_WHAT YOU SHOULD DO_
Which lines below hold the word "ratio"? Copy all of them.

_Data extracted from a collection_
◆ ◆ ◆ ◆

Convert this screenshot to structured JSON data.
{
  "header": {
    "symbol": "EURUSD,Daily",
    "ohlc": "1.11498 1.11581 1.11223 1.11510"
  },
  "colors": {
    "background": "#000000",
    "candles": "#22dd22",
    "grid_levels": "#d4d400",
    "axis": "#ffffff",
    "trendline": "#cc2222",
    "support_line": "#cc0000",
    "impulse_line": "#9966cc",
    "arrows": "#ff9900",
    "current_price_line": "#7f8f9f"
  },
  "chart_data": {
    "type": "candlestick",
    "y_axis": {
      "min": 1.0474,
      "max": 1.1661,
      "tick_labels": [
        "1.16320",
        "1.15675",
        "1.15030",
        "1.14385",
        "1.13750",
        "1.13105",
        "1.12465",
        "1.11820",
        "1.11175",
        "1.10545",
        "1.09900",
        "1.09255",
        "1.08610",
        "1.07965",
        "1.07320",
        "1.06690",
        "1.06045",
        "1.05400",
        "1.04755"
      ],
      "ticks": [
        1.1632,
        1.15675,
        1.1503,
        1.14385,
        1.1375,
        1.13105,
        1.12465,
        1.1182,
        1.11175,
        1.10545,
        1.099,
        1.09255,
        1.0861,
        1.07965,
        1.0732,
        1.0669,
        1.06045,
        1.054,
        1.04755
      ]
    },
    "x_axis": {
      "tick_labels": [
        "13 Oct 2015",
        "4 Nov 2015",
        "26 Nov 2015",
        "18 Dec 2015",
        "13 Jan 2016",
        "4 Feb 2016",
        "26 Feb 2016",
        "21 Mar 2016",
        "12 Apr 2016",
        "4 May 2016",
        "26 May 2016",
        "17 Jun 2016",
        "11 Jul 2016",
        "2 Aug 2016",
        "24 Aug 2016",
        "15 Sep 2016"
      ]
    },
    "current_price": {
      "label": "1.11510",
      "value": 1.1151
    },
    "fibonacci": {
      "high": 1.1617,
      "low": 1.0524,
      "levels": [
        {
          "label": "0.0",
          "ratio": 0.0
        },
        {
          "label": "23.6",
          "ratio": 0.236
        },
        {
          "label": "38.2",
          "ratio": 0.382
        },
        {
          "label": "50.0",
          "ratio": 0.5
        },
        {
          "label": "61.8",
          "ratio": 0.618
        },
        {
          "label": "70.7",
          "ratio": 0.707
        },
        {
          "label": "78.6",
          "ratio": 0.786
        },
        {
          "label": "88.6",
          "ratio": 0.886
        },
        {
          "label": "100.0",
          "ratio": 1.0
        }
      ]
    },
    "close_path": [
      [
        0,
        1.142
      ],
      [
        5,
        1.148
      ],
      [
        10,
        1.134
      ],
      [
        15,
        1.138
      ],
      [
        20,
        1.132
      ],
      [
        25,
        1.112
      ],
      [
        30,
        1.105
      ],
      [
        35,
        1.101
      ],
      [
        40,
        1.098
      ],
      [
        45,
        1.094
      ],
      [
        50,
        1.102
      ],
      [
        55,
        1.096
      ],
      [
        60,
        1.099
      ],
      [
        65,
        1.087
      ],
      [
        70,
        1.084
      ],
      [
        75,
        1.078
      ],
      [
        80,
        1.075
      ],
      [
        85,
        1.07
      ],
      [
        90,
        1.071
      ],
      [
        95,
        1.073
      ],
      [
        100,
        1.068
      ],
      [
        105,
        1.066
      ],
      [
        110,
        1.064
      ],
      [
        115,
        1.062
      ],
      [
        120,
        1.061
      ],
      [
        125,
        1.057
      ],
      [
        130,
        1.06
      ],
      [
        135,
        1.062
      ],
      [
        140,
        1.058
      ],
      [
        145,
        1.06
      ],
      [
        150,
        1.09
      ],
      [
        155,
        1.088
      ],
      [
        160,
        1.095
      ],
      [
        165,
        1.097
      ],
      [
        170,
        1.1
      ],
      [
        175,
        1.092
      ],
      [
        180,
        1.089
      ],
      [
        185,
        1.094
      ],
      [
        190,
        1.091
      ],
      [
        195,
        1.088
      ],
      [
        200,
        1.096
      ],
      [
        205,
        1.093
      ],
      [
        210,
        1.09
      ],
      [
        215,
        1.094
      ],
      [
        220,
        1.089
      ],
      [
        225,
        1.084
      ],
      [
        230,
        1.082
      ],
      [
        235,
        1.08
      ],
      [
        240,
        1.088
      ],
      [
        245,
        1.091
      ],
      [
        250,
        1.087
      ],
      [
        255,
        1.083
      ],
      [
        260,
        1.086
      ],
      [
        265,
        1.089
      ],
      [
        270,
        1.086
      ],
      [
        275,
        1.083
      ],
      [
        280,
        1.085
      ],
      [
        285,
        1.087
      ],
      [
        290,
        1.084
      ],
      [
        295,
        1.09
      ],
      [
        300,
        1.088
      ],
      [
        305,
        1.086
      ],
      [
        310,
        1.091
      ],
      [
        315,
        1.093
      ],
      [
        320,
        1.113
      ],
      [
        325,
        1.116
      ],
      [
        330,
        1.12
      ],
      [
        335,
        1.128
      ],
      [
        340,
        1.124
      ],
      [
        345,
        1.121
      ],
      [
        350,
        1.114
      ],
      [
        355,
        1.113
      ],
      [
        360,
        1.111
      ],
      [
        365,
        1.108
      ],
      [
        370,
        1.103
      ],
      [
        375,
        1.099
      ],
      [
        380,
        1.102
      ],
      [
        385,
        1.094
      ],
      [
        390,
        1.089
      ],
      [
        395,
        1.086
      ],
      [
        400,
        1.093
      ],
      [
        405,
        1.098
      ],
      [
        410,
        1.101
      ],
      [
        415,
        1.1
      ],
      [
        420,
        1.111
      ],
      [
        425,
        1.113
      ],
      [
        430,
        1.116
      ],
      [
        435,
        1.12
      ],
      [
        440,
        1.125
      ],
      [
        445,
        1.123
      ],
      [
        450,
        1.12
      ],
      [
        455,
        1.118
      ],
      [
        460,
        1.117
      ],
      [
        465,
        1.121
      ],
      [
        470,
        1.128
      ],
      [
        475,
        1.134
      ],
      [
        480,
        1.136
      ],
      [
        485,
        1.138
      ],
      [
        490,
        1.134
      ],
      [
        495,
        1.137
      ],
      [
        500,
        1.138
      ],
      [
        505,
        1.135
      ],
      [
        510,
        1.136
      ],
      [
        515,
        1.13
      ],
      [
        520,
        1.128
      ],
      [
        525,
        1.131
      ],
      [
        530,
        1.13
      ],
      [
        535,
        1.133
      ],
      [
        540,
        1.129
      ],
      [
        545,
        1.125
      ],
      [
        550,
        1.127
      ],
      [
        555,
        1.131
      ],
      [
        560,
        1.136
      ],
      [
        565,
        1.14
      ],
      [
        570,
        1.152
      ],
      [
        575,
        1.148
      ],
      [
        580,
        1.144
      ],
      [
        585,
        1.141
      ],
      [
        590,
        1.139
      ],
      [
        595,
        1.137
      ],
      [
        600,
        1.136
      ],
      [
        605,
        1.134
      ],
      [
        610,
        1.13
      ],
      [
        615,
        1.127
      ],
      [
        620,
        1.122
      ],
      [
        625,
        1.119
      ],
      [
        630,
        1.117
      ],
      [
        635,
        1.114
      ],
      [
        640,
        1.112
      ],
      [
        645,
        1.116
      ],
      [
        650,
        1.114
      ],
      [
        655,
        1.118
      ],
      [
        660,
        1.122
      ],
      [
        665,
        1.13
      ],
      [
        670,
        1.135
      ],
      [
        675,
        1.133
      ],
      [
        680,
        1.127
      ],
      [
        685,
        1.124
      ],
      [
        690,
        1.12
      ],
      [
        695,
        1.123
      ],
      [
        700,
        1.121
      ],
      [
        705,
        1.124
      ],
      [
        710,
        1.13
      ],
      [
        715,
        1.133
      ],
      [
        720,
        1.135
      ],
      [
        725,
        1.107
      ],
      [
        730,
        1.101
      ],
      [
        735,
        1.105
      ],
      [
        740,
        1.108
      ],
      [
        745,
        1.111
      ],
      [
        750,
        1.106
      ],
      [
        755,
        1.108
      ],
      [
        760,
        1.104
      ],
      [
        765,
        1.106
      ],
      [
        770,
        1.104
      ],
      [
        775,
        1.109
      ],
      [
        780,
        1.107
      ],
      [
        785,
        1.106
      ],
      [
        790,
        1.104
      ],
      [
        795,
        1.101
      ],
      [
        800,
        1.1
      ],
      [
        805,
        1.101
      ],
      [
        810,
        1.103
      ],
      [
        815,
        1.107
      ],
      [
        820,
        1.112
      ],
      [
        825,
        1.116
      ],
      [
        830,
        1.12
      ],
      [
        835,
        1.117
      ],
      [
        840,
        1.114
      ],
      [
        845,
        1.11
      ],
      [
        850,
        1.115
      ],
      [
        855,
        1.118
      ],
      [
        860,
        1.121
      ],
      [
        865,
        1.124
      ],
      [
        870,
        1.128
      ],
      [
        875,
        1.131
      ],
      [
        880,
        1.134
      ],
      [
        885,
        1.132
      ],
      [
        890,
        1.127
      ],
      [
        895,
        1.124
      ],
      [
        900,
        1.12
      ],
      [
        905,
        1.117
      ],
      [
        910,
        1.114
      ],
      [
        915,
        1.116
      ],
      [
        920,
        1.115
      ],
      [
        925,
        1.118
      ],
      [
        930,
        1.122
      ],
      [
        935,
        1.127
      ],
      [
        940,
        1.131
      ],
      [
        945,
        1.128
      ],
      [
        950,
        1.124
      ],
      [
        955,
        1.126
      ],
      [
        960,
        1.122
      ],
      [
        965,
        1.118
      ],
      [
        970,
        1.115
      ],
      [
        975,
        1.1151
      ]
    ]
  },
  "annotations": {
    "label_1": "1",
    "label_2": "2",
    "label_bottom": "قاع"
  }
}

◆ ◆ ◆ ◆

_RESPONSE TO THIS EXERCISE_
          "ratio": 0.0
          "ratio": 0.236
          "ratio": 0.382
          "ratio": 0.5
          "ratio": 0.618
          "ratio": 0.707
          "ratio": 0.786
          "ratio": 0.886
          "ratio": 1.0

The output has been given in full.